== PROVIDED RECORDS ==
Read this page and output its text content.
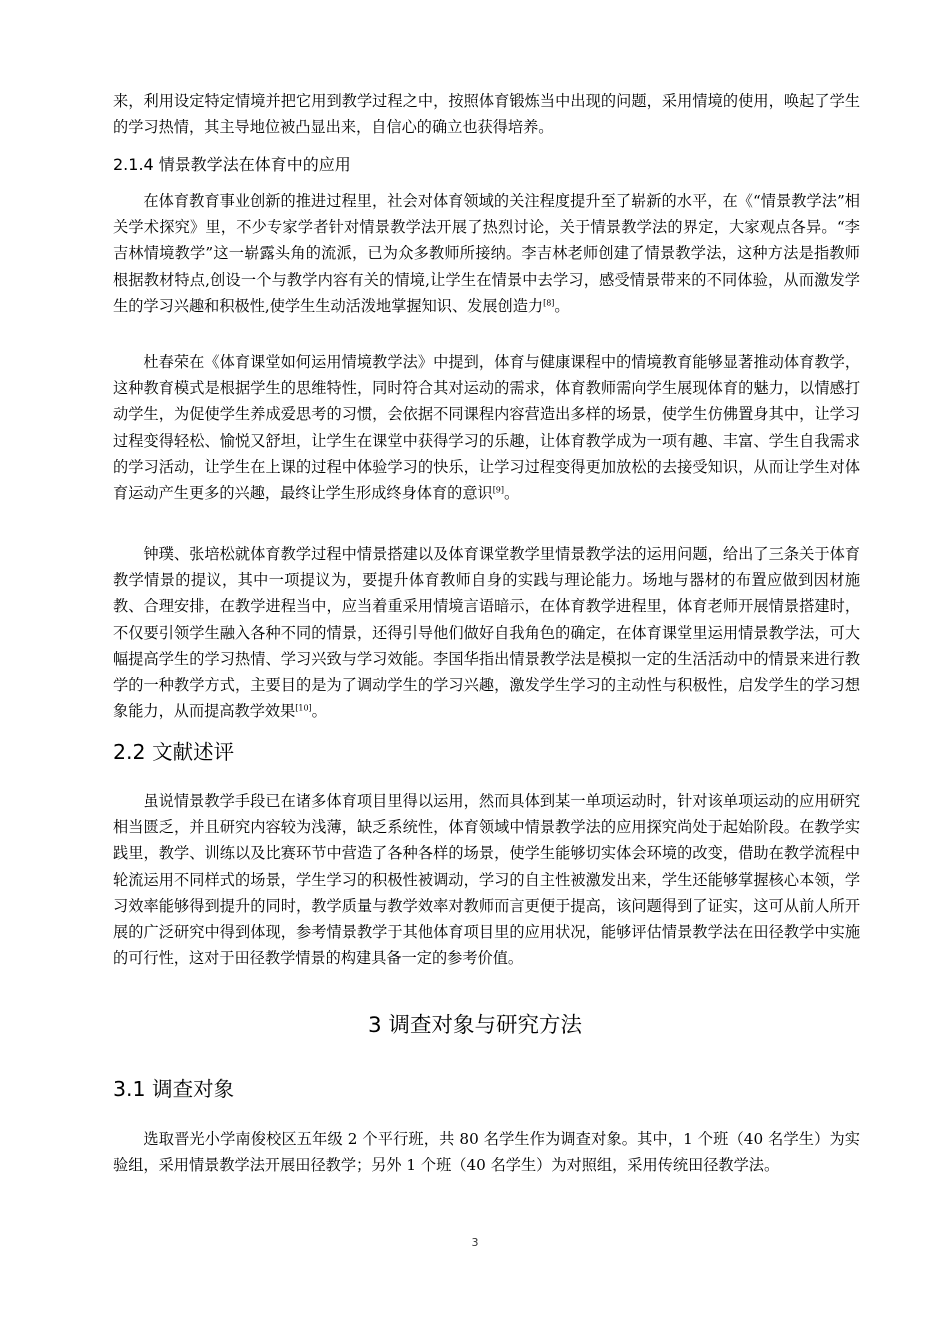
来，利用设定特定情境并把它用到教学过程之中，按照体育锻炼当中出现的问题，采用情境的使用，唤起了学生的学习热情，其主导地位被凸显出来，自信心的确立也获得培养。

2.1.4 情景教学法在体育中的应用

在体育教育事业创新的推进过程里，社会对体育领域的关注程度提升至了崭新的水平，在《“情景教学法”相关学术探究》里，不少专家学者针对情景教学法开展了热烈讨论，关于情景教学法的界定，大家观点各异。“李吉林情境教学”这一崭露头角的流派，已为众多教师所接纳。李吉林老师创建了情景教学法，这种方法是指教师根据教材特点,创设一个与教学内容有关的情境,让学生在情景中去学习，感受情景带来的不同体验，从而激发学生的学习兴趣和积极性,使学生生动活泼地掌握知识、发展创造力[8]。

杜春荣在《体育课堂如何运用情境教学法》中提到，体育与健康课程中的情境教育能够显著推动体育教学，这种教育模式是根据学生的思维特性，同时符合其对运动的需求，体育教师需向学生展现体育的魅力，以情感打动学生，为促使学生养成爱思考的习惯，会依据不同课程内容营造出多样的场景，使学生仿佛置身其中，让学习过程变得轻松、愉悦又舒坦，让学生在课堂中获得学习的乐趣，让体育教学成为一项有趣、丰富、学生自我需求的学习活动，让学生在上课的过程中体验学习的快乐，让学习过程变得更加放松的去接受知识，从而让学生对体育运动产生更多的兴趣，最终让学生形成终身体育的意识[9]。

钟璞、张培松就体育教学过程中情景搭建以及体育课堂教学里情景教学法的运用问题，给出了三条关于体育教学情景的提议，其中一项提议为，要提升体育教师自身的实践与理论能力。场地与器材的布置应做到因材施教、合理安排，在教学进程当中，应当着重采用情境言语暗示，在体育教学进程里，体育老师开展情景搭建时，不仅要引领学生融入各种不同的情景，还得引导他们做好自我角色的确定，在体育课堂里运用情景教学法，可大幅提高学生的学习热情、学习兴致与学习效能。李国华指出情景教学法是模拟一定的生活活动中的情景来进行教学的一种教学方式，主要目的是为了调动学生的学习兴趣，激发学生学习的主动性与积极性，启发学生的学习想象能力，从而提高教学效果[10]。

2.2 文献述评

虽说情景教学手段已在诸多体育项目里得以运用，然而具体到某一单项运动时，针对该单项运动的应用研究相当匮乏，并且研究内容较为浅薄，缺乏系统性，体育领域中情景教学法的应用探究尚处于起始阶段。在教学实践里，教学、训练以及比赛环节中营造了各种各样的场景，使学生能够切实体会环境的改变，借助在教学流程中轮流运用不同样式的场景，学生学习的积极性被调动，学习的自主性被激发出来，学生还能够掌握核心本领，学习效率能够得到提升的同时，教学质量与教学效率对教师而言更便于提高，该问题得到了证实，这可从前人所开展的广泛研究中得到体现，参考情景教学于其他体育项目里的应用状况，能够评估情景教学法在田径教学中实施的可行性，这对于田径教学情景的构建具备一定的参考价值。

3 调查对象与研究方法
3.1 调查对象

选取晋光小学南俊校区五年级 2 个平行班，共 80 名学生作为调查对象。其中，1 个班（40 名学生）为实验组，采用情景教学法开展田径教学；另外 1 个班（40 名学生）为对照组，采用传统田径教学法。

3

== EXERCISE BRIEF ==
Your task is to transcribe all of the records precisely, with no images included.

== EXPECTED OUTPUT ==
Read this page and output its text content.
来，利用设定特定情境并把它用到教学过程之中，按照体育锻炼当中出现的问题，采用情境的使用，唤起了学生的学习热情，其主导地位被凸显出来，自信心的确立也获得培养。

2.1.4 情景教学法在体育中的应用

在体育教育事业创新的推进过程里，社会对体育领域的关注程度提升至了崭新的水平，在《“情景教学法”相关学术探究》里，不少专家学者针对情景教学法开展了热烈讨论，关于情景教学法的界定，大家观点各异。“李吉林情境教学”这一崭露头角的流派，已为众多教师所接纳。李吉林老师创建了情景教学法，这种方法是指教师根据教材特点,创设一个与教学内容有关的情境,让学生在情景中去学习，感受情景带来的不同体验，从而激发学生的学习兴趣和积极性,使学生生动活泼地掌握知识、发展创造力[8]。

杜春荣在《体育课堂如何运用情境教学法》中提到，体育与健康课程中的情境教育能够显著推动体育教学，这种教育模式是根据学生的思维特性，同时符合其对运动的需求，体育教师需向学生展现体育的魅力，以情感打动学生，为促使学生养成爱思考的习惯，会依据不同课程内容营造出多样的场景，使学生仿佛置身其中，让学习过程变得轻松、愉悦又舒坦，让学生在课堂中获得学习的乐趣，让体育教学成为一项有趣、丰富、学生自我需求的学习活动，让学生在上课的过程中体验学习的快乐，让学习过程变得更加放松的去接受知识，从而让学生对体育运动产生更多的兴趣，最终让学生形成终身体育的意识[9]。

钟璞、张培松就体育教学过程中情景搭建以及体育课堂教学里情景教学法的运用问题，给出了三条关于体育教学情景的提议，其中一项提议为，要提升体育教师自身的实践与理论能力。场地与器材的布置应做到因材施教、合理安排，在教学进程当中，应当着重采用情境言语暗示，在体育教学进程里，体育老师开展情景搭建时，不仅要引领学生融入各种不同的情景，还得引导他们做好自我角色的确定，在体育课堂里运用情景教学法，可大幅提高学生的学习热情、学习兴致与学习效能。李国华指出情景教学法是模拟一定的生活活动中的情景来进行教学的一种教学方式，主要目的是为了调动学生的学习兴趣，激发学生学习的主动性与积极性，启发学生的学习想象能力，从而提高教学效果[10]。

2.2 文献述评

虽说情景教学手段已在诸多体育项目里得以运用，然而具体到某一单项运动时，针对该单项运动的应用研究相当匮乏，并且研究内容较为浅薄，缺乏系统性，体育领域中情景教学法的应用探究尚处于起始阶段。在教学实践里，教学、训练以及比赛环节中营造了各种各样的场景，使学生能够切实体会环境的改变，借助在教学流程中轮流运用不同样式的场景，学生学习的积极性被调动，学习的自主性被激发出来，学生还能够掌握核心本领，学习效率能够得到提升的同时，教学质量与教学效率对教师而言更便于提高，该问题得到了证实，这可从前人所开展的广泛研究中得到体现，参考情景教学于其他体育项目里的应用状况，能够评估情景教学法在田径教学中实施的可行性，这对于田径教学情景的构建具备一定的参考价值。

3 调查对象与研究方法
3.1 调查对象

选取晋光小学南俊校区五年级 2 个平行班，共 80 名学生作为调查对象。其中，1 个班（40 名学生）为实验组，采用情景教学法开展田径教学；另外 1 个班（40 名学生）为对照组，采用传统田径教学法。

3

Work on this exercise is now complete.